- **EXCERPT TO READ**

====

Paperwork Peace: An Organizer's Guide to What Documents You Actually Need to Keep (and for How Long)
- Anissa Penneway
- 6 days ago
- 3 min read
If you have a drawer or a box in your house that you secretly refer to as "The Paper Abyss," you are in good company. We've moved past the era of overflowing filing cabinets, but that hasn't made us feel any more organized. In fact, for many of us, the "Paper Abyss" has simply moved from a file folder to our Downloads folder.
As a professional organizer in Kelowna, who also happens to be a licensed pharmacist in BC, I’ve realized that many people keep everything because they are afraid of the "what if." What if the CRA audits me? What if I need to prove I paid this bill in 2018? This is a contributor to cognitive overload and makes paper organizing and filing even more challenging. Even if you can't see the pile, your brain knows there are unfiled tax receipts, digital bank statements, and sensitive PDFs scattered across your devices.
A quick note before we dive in: I am a professional organizer and a pharmacist, not a tax lawyer or accountant. The following are general industry guidelines for paper organizing and filing. Please consult with your accountant, financial advisor, or local tax laws (CRA) to ensure you are meeting the specific requirements for your personal or business situation.

The pharmacist's "Prescription" for Document Triage
Instead of keeping everything "just in case", we need to apply a protocol to our documents to lower our mental load.
1. The "Forever" Documents
These should be kept in a fireproof safe or a very secure, designated "Life File."
Identification: Passports, birth certificates, social insurance cards.
Legal: Marriage/divorce papers, adoption records, wills, and powers of attorney.
Real Estate: Records of home purchase and major home improvements (these are vital for calculating capital gains if you sell your Kelowna home or Big White property later).
2. The "7-Year Rule" (The Tax Standard)
In Canada, the CRA generally requires you to keep your records for six years after the end of the tax year they relate to. I often recommend keeping them for seven years to be absolutely safe.

====

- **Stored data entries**
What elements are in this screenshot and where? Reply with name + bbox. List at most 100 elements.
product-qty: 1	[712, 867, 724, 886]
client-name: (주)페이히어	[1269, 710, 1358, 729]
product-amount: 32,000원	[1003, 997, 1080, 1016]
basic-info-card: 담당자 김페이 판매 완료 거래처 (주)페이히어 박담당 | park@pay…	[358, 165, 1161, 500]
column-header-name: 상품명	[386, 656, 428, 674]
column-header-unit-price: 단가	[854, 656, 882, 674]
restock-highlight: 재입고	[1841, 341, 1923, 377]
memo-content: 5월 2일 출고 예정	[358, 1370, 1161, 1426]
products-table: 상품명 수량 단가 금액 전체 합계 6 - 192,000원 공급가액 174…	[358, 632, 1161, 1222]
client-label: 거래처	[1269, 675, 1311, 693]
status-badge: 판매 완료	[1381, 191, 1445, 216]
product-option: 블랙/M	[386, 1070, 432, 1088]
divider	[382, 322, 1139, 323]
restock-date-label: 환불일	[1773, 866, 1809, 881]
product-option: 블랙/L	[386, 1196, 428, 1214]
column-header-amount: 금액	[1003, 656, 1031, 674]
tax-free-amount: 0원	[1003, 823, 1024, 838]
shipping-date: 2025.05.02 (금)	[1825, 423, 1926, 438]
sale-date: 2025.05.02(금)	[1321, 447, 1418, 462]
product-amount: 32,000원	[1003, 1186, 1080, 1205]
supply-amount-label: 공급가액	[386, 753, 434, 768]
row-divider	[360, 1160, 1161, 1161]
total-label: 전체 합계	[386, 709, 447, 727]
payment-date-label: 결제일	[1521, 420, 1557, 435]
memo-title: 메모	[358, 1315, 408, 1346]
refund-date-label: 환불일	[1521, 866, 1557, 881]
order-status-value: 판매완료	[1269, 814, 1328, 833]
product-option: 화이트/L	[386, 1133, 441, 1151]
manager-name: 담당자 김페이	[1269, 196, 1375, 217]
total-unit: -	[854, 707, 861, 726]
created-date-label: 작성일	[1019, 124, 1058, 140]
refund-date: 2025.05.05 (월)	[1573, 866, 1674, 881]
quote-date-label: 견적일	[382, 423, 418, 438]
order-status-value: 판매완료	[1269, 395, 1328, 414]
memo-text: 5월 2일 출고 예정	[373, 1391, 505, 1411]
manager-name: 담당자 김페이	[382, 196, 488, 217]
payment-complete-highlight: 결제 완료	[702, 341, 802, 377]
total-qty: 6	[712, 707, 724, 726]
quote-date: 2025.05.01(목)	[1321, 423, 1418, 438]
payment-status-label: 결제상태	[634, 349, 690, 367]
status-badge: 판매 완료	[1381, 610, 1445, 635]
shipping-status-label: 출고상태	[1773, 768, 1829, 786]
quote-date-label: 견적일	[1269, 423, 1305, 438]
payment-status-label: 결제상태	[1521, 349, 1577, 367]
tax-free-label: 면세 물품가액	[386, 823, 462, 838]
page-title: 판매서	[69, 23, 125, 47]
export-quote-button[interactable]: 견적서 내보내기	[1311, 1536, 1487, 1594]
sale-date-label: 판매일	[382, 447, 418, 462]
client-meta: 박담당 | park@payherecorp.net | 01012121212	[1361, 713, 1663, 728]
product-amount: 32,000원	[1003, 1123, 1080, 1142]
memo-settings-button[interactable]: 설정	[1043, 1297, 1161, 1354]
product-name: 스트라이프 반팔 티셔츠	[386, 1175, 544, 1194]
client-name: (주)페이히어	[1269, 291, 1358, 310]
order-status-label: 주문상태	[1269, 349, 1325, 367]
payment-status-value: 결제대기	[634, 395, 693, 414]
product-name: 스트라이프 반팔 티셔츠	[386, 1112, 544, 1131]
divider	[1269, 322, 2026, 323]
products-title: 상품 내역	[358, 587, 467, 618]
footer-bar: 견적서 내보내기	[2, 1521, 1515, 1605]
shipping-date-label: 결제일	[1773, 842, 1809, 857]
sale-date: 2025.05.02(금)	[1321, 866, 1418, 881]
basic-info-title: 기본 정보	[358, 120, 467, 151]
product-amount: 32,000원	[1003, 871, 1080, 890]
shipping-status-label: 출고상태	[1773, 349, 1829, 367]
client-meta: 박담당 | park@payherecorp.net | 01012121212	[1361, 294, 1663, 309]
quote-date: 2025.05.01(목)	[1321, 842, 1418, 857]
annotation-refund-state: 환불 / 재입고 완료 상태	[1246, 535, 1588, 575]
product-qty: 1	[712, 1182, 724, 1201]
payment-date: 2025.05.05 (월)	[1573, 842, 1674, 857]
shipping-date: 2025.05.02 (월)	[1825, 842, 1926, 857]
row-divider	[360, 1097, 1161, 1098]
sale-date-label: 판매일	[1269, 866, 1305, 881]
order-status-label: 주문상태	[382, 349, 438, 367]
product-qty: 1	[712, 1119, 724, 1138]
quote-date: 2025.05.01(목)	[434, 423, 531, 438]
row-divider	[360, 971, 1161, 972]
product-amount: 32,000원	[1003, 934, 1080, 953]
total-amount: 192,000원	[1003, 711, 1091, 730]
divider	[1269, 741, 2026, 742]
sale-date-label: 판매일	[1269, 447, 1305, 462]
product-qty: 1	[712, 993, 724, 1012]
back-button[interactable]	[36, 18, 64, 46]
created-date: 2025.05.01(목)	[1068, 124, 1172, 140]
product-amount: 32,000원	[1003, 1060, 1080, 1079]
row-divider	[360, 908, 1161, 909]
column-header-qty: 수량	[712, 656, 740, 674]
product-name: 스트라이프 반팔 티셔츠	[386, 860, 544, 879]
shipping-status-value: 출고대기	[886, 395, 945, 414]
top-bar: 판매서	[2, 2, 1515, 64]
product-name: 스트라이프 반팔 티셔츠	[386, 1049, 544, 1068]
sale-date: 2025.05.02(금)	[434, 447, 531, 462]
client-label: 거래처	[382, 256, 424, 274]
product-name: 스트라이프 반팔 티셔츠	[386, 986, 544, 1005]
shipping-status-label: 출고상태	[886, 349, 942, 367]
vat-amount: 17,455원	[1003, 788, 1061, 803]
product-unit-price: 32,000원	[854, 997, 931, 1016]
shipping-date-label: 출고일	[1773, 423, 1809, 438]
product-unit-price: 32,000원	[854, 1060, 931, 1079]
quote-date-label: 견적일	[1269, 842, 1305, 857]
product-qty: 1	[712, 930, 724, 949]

====

- **YOUR TASKS**
1) Update the paperwork guide from the words "In Canada, the" through the words "be absolutely safe.", putting "eight years" in place of "seven years".
2) According to the paperwork guide, where should the "Forever" documents be kept?
3) Continue the paperwork guide from its last sentence.

- **PER-TASK OUTPUTS**
1)
In Canada, the CRA generally requires you to keep your records for six years after the end of the tax year they relate to. I often recommend keeping them for eight years to be absolutely safe.

2) In a fireproof safe or a very secure, designated "Life File."

3)
Income Tax Returns: Including all supporting documents like T4s, T5s, and charitable donation receipts.
Business Expenses: If you are a freelancer or small business owner in the Okanagan, keep all business-related receipts and logs.
3. The "One-Year" Hold
Bank & Credit Card Statements: If you have digital access, you can shred the paper versions once you've verified the transactions.
Investment Statements: Keep monthly statements until you receive the year-end summary, then shred the monthlies.
4. The "Until It’s Gone" Category
Insurance Policies: Keep only the current policy.
Warranties & Manuals: Keep only as long as you own the item. (Most manuals are available as PDFs online. Find the link, save it, and toss the paper!).
Vehicle Records: Keep maintenance receipts until you sell the car; a well-documented service history is a great selling point!
5. The "Shred Immediately" List
Utility Bills: Once the payment is confirmed on your next statement.
Credit Card Offers: Shred these immediately to prevent identity theft.
Why Digital is the New "Filing"
For many of my clients, intentional living means moving toward a paperless home. If you have a scanner (or just a smartphone), you can "file" 90% of these documents in a secure, encrypted cloud folder. This saves physical space in your home and makes searching for a document ten times faster.
Paper Clutter Accountability
Tackling a mountain of paper or digital decluttering is one of the most mentally draining tasks. If you’ve been staring at a pile of mail for weeks, join us for a virtual Focus Session. It’s the perfect time to sit down with a shredder and a recycling bin while having the decluttering support of others doing the same thing.
You don't have to be buried in paper. Let's create a system that lets you breathe.

A Quick 2-Minute Win: Go to your filing cabinet or paper pile right now. Find three instruction manuals for things you no longer own (that old toaster? the VCR?). Shred them. That's one "minimum payment" toward a clearer home!